### Problem statement
In the entries below, count each line holding the word "схильний". Answer with the total alone.
::::::::
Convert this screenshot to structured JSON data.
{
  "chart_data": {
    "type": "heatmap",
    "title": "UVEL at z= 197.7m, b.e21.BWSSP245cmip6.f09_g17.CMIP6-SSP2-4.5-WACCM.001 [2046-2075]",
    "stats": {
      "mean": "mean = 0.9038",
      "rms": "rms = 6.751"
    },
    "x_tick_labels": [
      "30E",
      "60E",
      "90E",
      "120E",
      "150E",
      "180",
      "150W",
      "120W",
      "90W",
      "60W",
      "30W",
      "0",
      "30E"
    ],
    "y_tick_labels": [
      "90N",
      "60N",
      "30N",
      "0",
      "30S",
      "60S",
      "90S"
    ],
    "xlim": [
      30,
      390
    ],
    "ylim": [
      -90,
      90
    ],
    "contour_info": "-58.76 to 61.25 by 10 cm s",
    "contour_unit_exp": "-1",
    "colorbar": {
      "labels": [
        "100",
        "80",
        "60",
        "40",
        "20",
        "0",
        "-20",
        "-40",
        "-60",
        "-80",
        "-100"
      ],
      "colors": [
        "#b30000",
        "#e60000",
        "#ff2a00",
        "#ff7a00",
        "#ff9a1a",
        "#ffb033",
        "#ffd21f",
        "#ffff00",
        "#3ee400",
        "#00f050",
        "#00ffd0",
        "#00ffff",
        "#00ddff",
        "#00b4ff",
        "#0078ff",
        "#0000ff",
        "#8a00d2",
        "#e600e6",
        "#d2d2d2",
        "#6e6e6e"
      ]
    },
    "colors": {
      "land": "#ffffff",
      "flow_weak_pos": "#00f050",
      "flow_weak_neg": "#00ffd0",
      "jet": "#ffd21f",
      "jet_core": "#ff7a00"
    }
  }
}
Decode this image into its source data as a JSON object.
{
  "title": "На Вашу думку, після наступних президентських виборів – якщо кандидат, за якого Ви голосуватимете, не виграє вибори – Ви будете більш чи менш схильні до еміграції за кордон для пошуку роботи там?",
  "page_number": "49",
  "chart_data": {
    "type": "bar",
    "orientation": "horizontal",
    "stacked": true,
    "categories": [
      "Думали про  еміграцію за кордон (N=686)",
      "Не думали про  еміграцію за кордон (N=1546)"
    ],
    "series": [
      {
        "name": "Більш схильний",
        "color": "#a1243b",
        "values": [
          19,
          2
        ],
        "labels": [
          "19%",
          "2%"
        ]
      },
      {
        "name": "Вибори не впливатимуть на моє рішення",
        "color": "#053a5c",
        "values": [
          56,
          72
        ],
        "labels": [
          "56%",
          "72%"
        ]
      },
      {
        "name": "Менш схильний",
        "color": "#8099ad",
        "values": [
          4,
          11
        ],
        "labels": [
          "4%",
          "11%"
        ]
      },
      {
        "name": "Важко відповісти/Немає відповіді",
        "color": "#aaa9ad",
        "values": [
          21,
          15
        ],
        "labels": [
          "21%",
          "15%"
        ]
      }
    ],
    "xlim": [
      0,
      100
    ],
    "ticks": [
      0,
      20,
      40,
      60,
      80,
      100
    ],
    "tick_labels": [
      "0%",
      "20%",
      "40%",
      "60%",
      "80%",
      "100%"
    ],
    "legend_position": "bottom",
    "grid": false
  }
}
::::::::
### Output below
2